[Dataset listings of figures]
____
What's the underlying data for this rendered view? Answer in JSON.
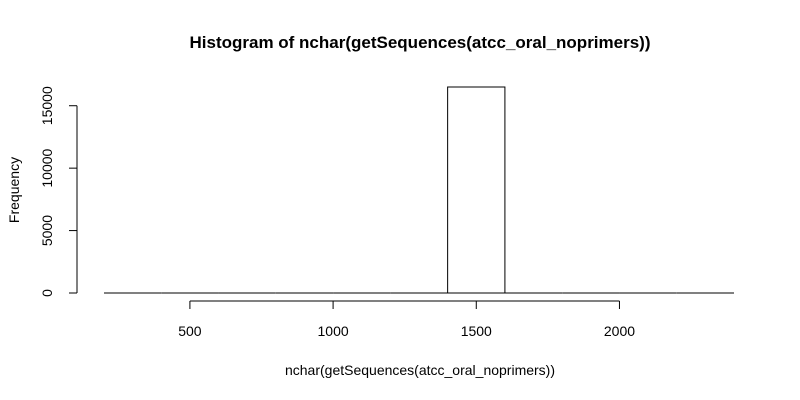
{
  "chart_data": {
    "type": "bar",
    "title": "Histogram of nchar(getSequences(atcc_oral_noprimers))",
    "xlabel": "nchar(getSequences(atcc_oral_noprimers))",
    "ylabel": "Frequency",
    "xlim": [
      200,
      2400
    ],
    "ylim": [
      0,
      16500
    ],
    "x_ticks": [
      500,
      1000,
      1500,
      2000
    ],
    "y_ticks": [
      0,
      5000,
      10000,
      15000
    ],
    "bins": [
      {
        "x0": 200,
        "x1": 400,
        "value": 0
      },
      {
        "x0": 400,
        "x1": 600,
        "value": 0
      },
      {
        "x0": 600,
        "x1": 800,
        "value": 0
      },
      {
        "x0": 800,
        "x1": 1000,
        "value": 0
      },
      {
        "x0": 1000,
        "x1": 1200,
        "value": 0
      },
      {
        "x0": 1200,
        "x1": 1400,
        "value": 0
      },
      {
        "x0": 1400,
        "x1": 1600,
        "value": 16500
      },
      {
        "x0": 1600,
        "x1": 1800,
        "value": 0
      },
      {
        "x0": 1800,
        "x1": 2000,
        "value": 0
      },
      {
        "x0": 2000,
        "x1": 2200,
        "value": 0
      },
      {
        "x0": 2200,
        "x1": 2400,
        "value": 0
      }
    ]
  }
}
____
◆ EXERCISE REQUIREMENTS: Give every line above again exactly, with no pictures.

◆ RESPONSE TO THIS TASK:
What's the underlying data for this rendered view? Answer in JSON.
{
  "chart_data": {
    "type": "bar",
    "title": "Histogram of nchar(getSequences(atcc_oral_noprimers))",
    "xlabel": "nchar(getSequences(atcc_oral_noprimers))",
    "ylabel": "Frequency",
    "xlim": [
      200,
      2400
    ],
    "ylim": [
      0,
      16500
    ],
    "x_ticks": [
      500,
      1000,
      1500,
      2000
    ],
    "y_ticks": [
      0,
      5000,
      10000,
      15000
    ],
    "bins": [
      {
        "x0": 200,
        "x1": 400,
        "value": 0
      },
      {
        "x0": 400,
        "x1": 600,
        "value": 0
      },
      {
        "x0": 600,
        "x1": 800,
        "value": 0
      },
      {
        "x0": 800,
        "x1": 1000,
        "value": 0
      },
      {
        "x0": 1000,
        "x1": 1200,
        "value": 0
      },
      {
        "x0": 1200,
        "x1": 1400,
        "value": 0
      },
      {
        "x0": 1400,
        "x1": 1600,
        "value": 16500
      },
      {
        "x0": 1600,
        "x1": 1800,
        "value": 0
      },
      {
        "x0": 1800,
        "x1": 2000,
        "value": 0
      },
      {
        "x0": 2000,
        "x1": 2200,
        "value": 0
      },
      {
        "x0": 2200,
        "x1": 2400,
        "value": 0
      }
    ]
  }
}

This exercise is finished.